• **The task**
Copy out the entries in full and with complete accuracy; pictures are excluded.

• **Dataset entries**

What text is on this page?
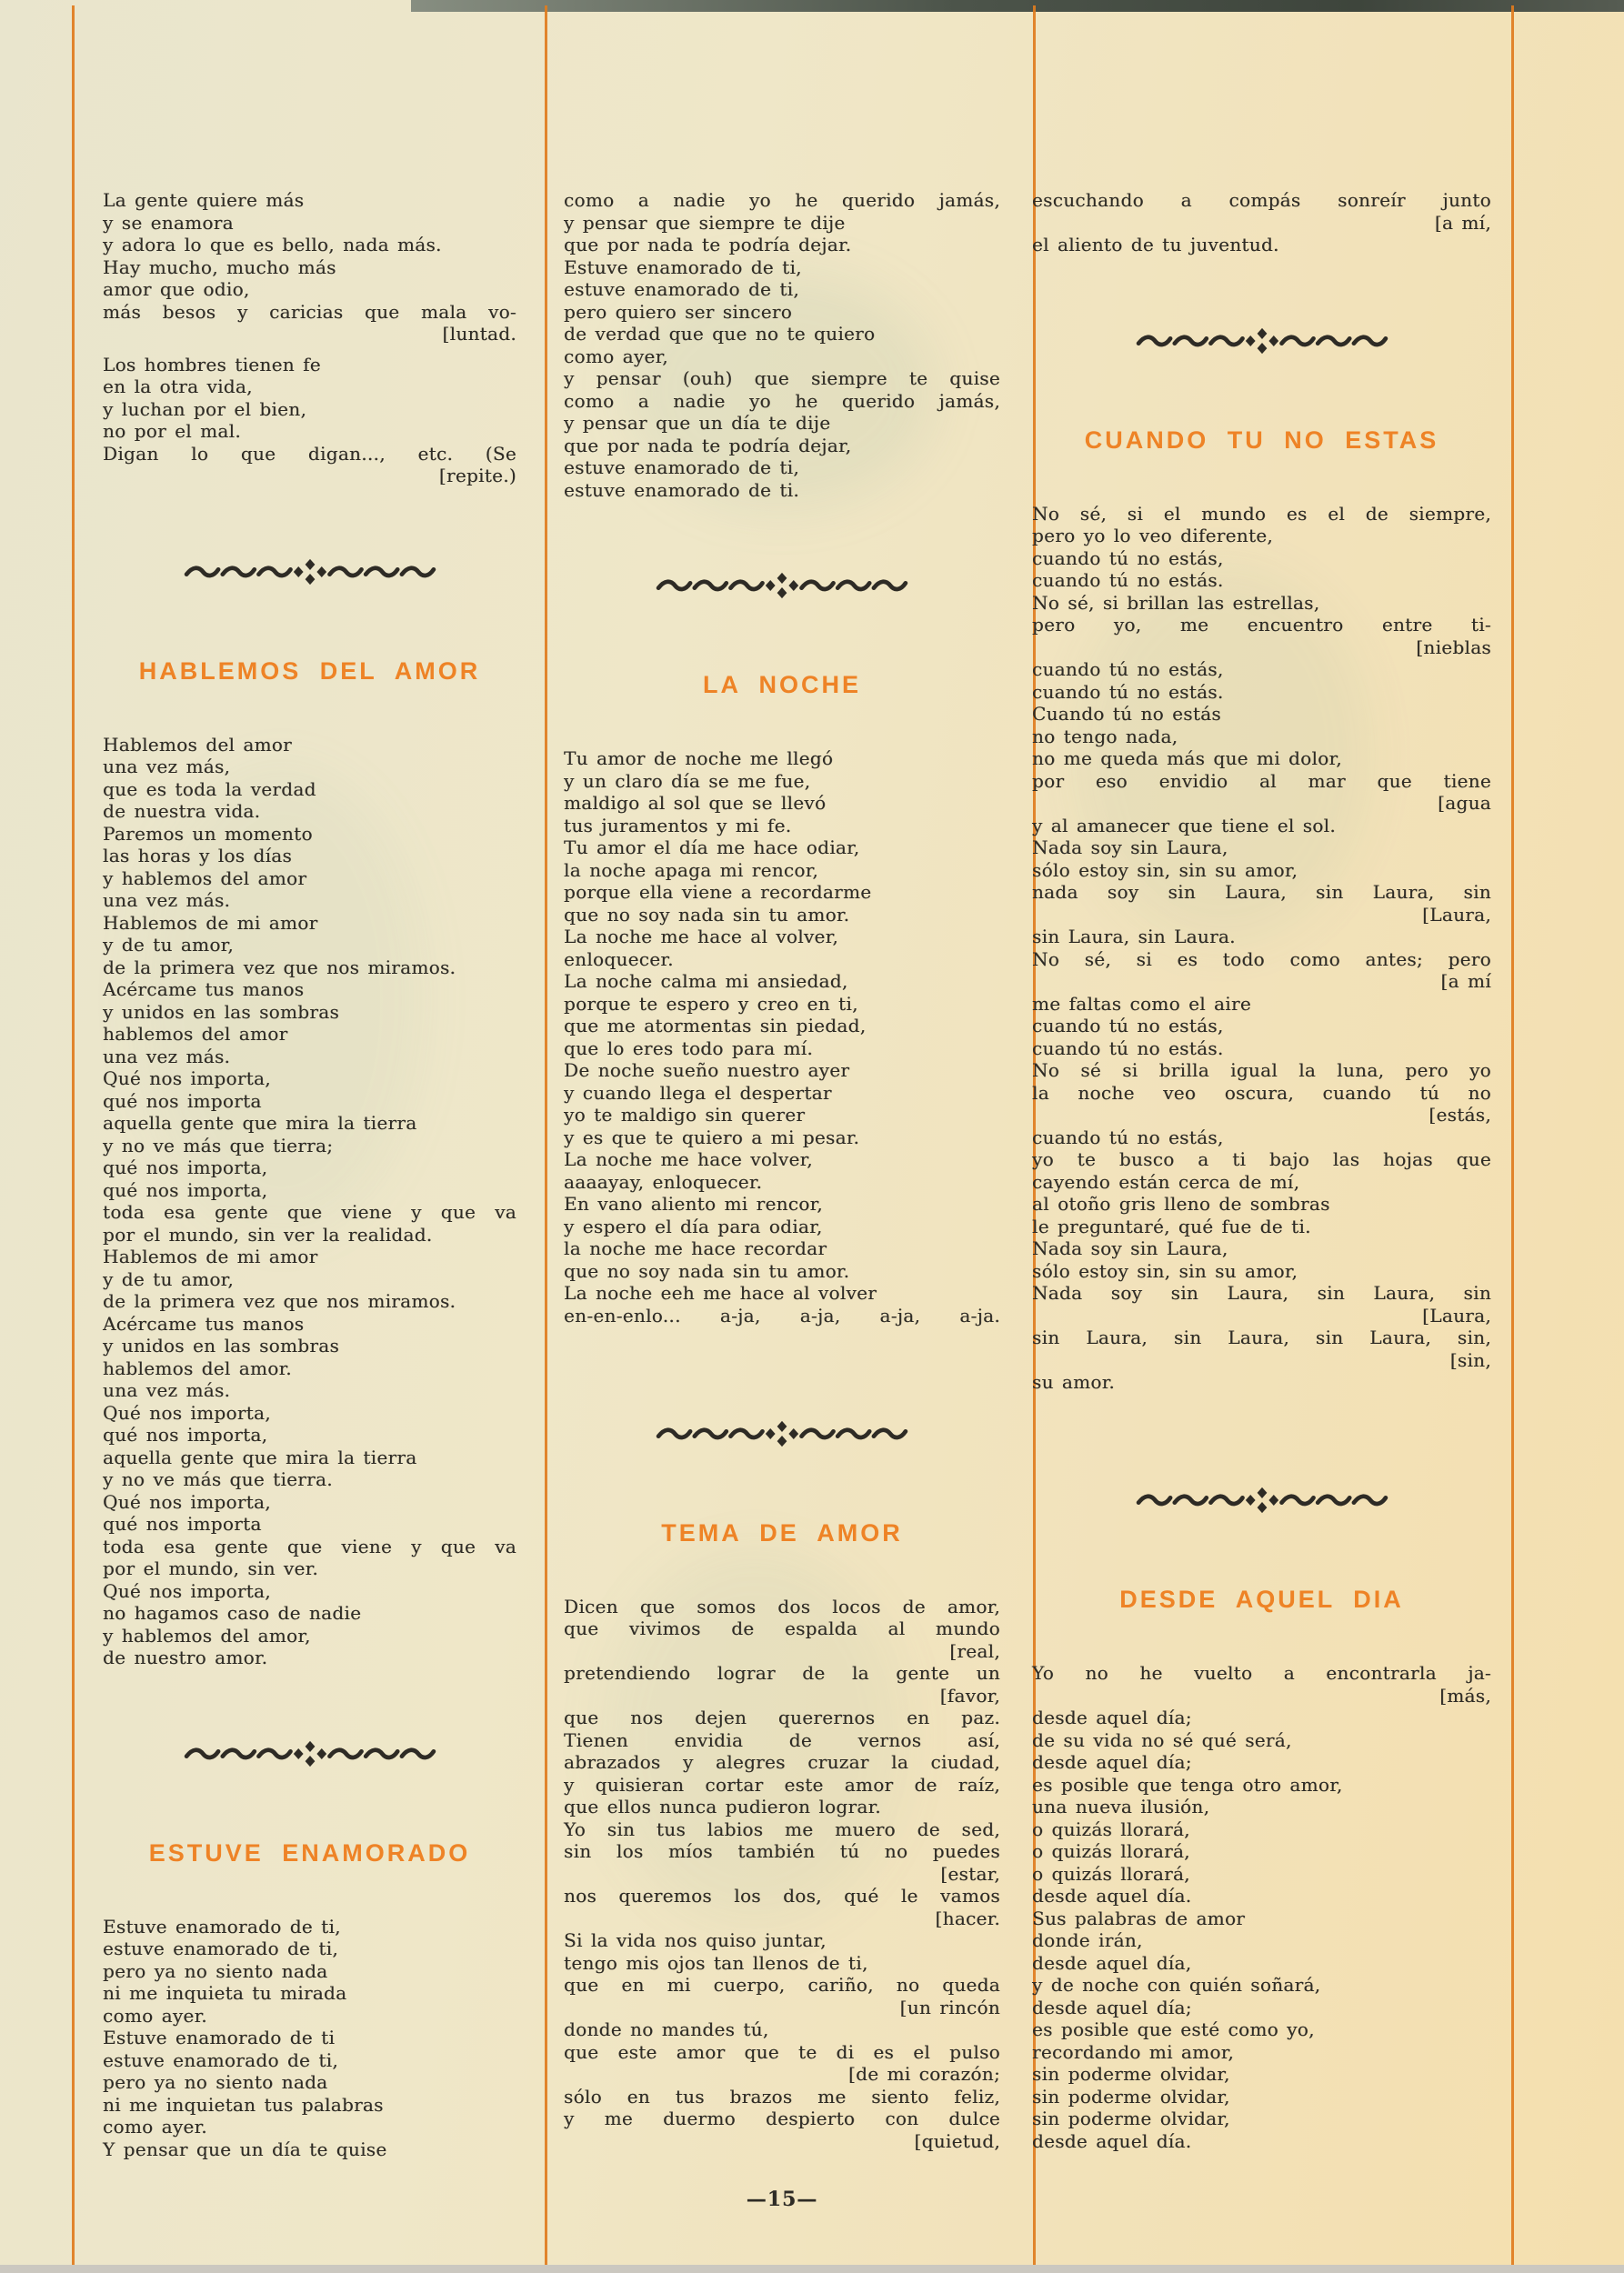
La gente quiere más
y se enamora
y adora lo que es bello, nada más.
Hay mucho, mucho más
amor que odio,
más besos y caricias que mala vo-
[luntad.
Los hombres tienen fe
en la otra vida,
y luchan por el bien,
no por el mal.
Digan lo que digan..., etc. (Se
[repite.)
HABLEMOS DEL AMOR
Hablemos del amor
una vez más,
que es toda la verdad
de nuestra vida.
Paremos un momento
las horas y los días
y hablemos del amor
una vez más.
Hablemos de mi amor
y de tu amor,
de la primera vez que nos miramos.
Acércame tus manos
y unidos en las sombras
hablemos del amor
una vez más.
Qué nos importa,
qué nos importa
aquella gente que mira la tierra
y no ve más que tierra;
qué nos importa,
qué nos importa,
toda esa gente que viene y que va
por el mundo, sin ver la realidad.
Hablemos de mi amor
y de tu amor,
de la primera vez que nos miramos.
Acércame tus manos
y unidos en las sombras
hablemos del amor.
una vez más.
Qué nos importa,
qué nos importa,
aquella gente que mira la tierra
y no ve más que tierra.
Qué nos importa,
qué nos importa
toda esa gente que viene y que va
por el mundo, sin ver.
Qué nos importa,
no hagamos caso de nadie
y hablemos del amor,
de nuestro amor.
ESTUVE ENAMORADO
Estuve enamorado de ti,
estuve enamorado de ti,
pero ya no siento nada
ni me inquieta tu mirada
como ayer.
Estuve enamorado de ti
estuve enamorado de ti,
pero ya no siento nada
ni me inquietan tus palabras
como ayer.
Y pensar que un día te quise
como a nadie yo he querido jamás,
y pensar que siempre te dije
que por nada te podría dejar.
Estuve enamorado de ti,
estuve enamorado de ti,
pero quiero ser sincero
de verdad que que no te quiero
como ayer,
y pensar (ouh) que siempre te quise
como a nadie yo he querido jamás,
y pensar que un día te dije
que por nada te podría dejar,
estuve enamorado de ti,
estuve enamorado de ti.
LA NOCHE
Tu amor de noche me llegó
y un claro día se me fue,
maldigo al sol que se llevó
tus juramentos y mi fe.
Tu amor el día me hace odiar,
la noche apaga mi rencor,
porque ella viene a recordarme
que no soy nada sin tu amor.
La noche me hace al volver,
enloquecer.
La noche calma mi ansiedad,
porque te espero y creo en ti,
que me atormentas sin piedad,
que lo eres todo para mí.
De noche sueño nuestro ayer
y cuando llega el despertar
yo te maldigo sin querer
y es que te quiero a mi pesar.
La noche me hace volver,
aaaayay, enloquecer.
En vano aliento mi rencor,
y espero el día para odiar,
la noche me hace recordar
que no soy nada sin tu amor.
La noche eeh me hace al volver
en-en-enlo... a-ja, a-ja, a-ja, a-ja.

TEMA DE AMOR
Dicen que somos dos locos de amor,
que vivimos de espalda al mundo
[real,
pretendiendo lograr de la gente un
[favor,
que nos dejen querernos en paz.
Tienen envidia de vernos así,
abrazados y alegres cruzar la ciudad,
y quisieran cortar este amor de raíz,
que ellos nunca pudieron lograr.
Yo sin tus labios me muero de sed,
sin los míos también tú no puedes
[estar,
nos queremos los dos, qué le vamos
[hacer.
Si la vida nos quiso juntar,
tengo mis ojos tan llenos de ti,
que en mi cuerpo, cariño, no queda
[un rincón
donde no mandes tú,
que este amor que te di es el pulso
[de mi corazón;
sólo en tus brazos me siento feliz,
y me duermo despierto con dulce
[quietud,
escuchando a compás sonreír junto
[a mí,
el aliento de tu juventud.
CUANDO TU NO ESTAS
No sé, si el mundo es el de siempre,
pero yo lo veo diferente,
cuando tú no estás,
cuando tú no estás.
No sé, si brillan las estrellas,
pero yo, me encuentro entre ti-
[nieblas
cuando tú no estás,
cuando tú no estás.
Cuando tú no estás
no tengo nada,
no me queda más que mi dolor,
por eso envidio al mar que tiene
[agua
y al amanecer que tiene el sol.
Nada soy sin Laura,
sólo estoy sin, sin su amor,
nada soy sin Laura, sin Laura, sin
[Laura,
sin Laura, sin Laura.
No sé, si es todo como antes; pero
[a mí
me faltas como el aire
cuando tú no estás,
cuando tú no estás.
No sé si brilla igual la luna, pero yo
la noche veo oscura, cuando tú no
[estás,
cuando tú no estás,
yo te busco a ti bajo las hojas que
cayendo están cerca de mí,
al otoño gris lleno de sombras
le preguntaré, qué fue de ti.
Nada soy sin Laura,
sólo estoy sin, sin su amor,
Nada soy sin Laura, sin Laura, sin
[Laura,
sin Laura, sin Laura, sin Laura, sin,
[sin,
su amor.

DESDE AQUEL DIA
Yo no he vuelto a encontrarla ja-
[más,
desde aquel día;
de su vida no sé qué será,
desde aquel día;
es posible que tenga otro amor,
una nueva ilusión,
o quizás llorará,
o quizás llorará,
o quizás llorará,
desde aquel día.
Sus palabras de amor
donde irán,
desde aquel día,
y de noche con quién soñará,
desde aquel día;
es posible que esté como yo,
recordando mi amor,
sin poderme olvidar,
sin poderme olvidar,
sin poderme olvidar,
desde aquel día.
—15—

• **Completed exercise**
What text is on this page?
La gente quiere más
y se enamora
y adora lo que es bello, nada más.
Hay mucho, mucho más
amor que odio,
más besos y caricias que mala vo-
[luntad.
Los hombres tienen fe
en la otra vida,
y luchan por el bien,
no por el mal.
Digan lo que digan..., etc. (Se
[repite.)
HABLEMOS DEL AMOR
Hablemos del amor
una vez más,
que es toda la verdad
de nuestra vida.
Paremos un momento
las horas y los días
y hablemos del amor
una vez más.
Hablemos de mi amor
y de tu amor,
de la primera vez que nos miramos.
Acércame tus manos
y unidos en las sombras
hablemos del amor
una vez más.
Qué nos importa,
qué nos importa
aquella gente que mira la tierra
y no ve más que tierra;
qué nos importa,
qué nos importa,
toda esa gente que viene y que va
por el mundo, sin ver la realidad.
Hablemos de mi amor
y de tu amor,
de la primera vez que nos miramos.
Acércame tus manos
y unidos en las sombras
hablemos del amor.
una vez más.
Qué nos importa,
qué nos importa,
aquella gente que mira la tierra
y no ve más que tierra.
Qué nos importa,
qué nos importa
toda esa gente que viene y que va
por el mundo, sin ver.
Qué nos importa,
no hagamos caso de nadie
y hablemos del amor,
de nuestro amor.
ESTUVE ENAMORADO
Estuve enamorado de ti,
estuve enamorado de ti,
pero ya no siento nada
ni me inquieta tu mirada
como ayer.
Estuve enamorado de ti
estuve enamorado de ti,
pero ya no siento nada
ni me inquietan tus palabras
como ayer.
Y pensar que un día te quise
como a nadie yo he querido jamás,
y pensar que siempre te dije
que por nada te podría dejar.
Estuve enamorado de ti,
estuve enamorado de ti,
pero quiero ser sincero
de verdad que que no te quiero
como ayer,
y pensar (ouh) que siempre te quise
como a nadie yo he querido jamás,
y pensar que un día te dije
que por nada te podría dejar,
estuve enamorado de ti,
estuve enamorado de ti.
LA NOCHE
Tu amor de noche me llegó
y un claro día se me fue,
maldigo al sol que se llevó
tus juramentos y mi fe.
Tu amor el día me hace odiar,
la noche apaga mi rencor,
porque ella viene a recordarme
que no soy nada sin tu amor.
La noche me hace al volver,
enloquecer.
La noche calma mi ansiedad,
porque te espero y creo en ti,
que me atormentas sin piedad,
que lo eres todo para mí.
De noche sueño nuestro ayer
y cuando llega el despertar
yo te maldigo sin querer
y es que te quiero a mi pesar.
La noche me hace volver,
aaaayay, enloquecer.
En vano aliento mi rencor,
y espero el día para odiar,
la noche me hace recordar
que no soy nada sin tu amor.
La noche eeh me hace al volver
en-en-enlo... a-ja, a-ja, a-ja, a-ja.

TEMA DE AMOR
Dicen que somos dos locos de amor,
que vivimos de espalda al mundo
[real,
pretendiendo lograr de la gente un
[favor,
que nos dejen querernos en paz.
Tienen envidia de vernos así,
abrazados y alegres cruzar la ciudad,
y quisieran cortar este amor de raíz,
que ellos nunca pudieron lograr.
Yo sin tus labios me muero de sed,
sin los míos también tú no puedes
[estar,
nos queremos los dos, qué le vamos
[hacer.
Si la vida nos quiso juntar,
tengo mis ojos tan llenos de ti,
que en mi cuerpo, cariño, no queda
[un rincón
donde no mandes tú,
que este amor que te di es el pulso
[de mi corazón;
sólo en tus brazos me siento feliz,
y me duermo despierto con dulce
[quietud,
escuchando a compás sonreír junto
[a mí,
el aliento de tu juventud.
CUANDO TU NO ESTAS
No sé, si el mundo es el de siempre,
pero yo lo veo diferente,
cuando tú no estás,
cuando tú no estás.
No sé, si brillan las estrellas,
pero yo, me encuentro entre ti-
[nieblas
cuando tú no estás,
cuando tú no estás.
Cuando tú no estás
no tengo nada,
no me queda más que mi dolor,
por eso envidio al mar que tiene
[agua
y al amanecer que tiene el sol.
Nada soy sin Laura,
sólo estoy sin, sin su amor,
nada soy sin Laura, sin Laura, sin
[Laura,
sin Laura, sin Laura.
No sé, si es todo como antes; pero
[a mí
me faltas como el aire
cuando tú no estás,
cuando tú no estás.
No sé si brilla igual la luna, pero yo
la noche veo oscura, cuando tú no
[estás,
cuando tú no estás,
yo te busco a ti bajo las hojas que
cayendo están cerca de mí,
al otoño gris lleno de sombras
le preguntaré, qué fue de ti.
Nada soy sin Laura,
sólo estoy sin, sin su amor,
Nada soy sin Laura, sin Laura, sin
[Laura,
sin Laura, sin Laura, sin Laura, sin,
[sin,
su amor.

DESDE AQUEL DIA
Yo no he vuelto a encontrarla ja-
[más,
desde aquel día;
de su vida no sé qué será,
desde aquel día;
es posible que tenga otro amor,
una nueva ilusión,
o quizás llorará,
o quizás llorará,
o quizás llorará,
desde aquel día.
Sus palabras de amor
donde irán,
desde aquel día,
y de noche con quién soñará,
desde aquel día;
es posible que esté como yo,
recordando mi amor,
sin poderme olvidar,
sin poderme olvidar,
sin poderme olvidar,
desde aquel día.
—15—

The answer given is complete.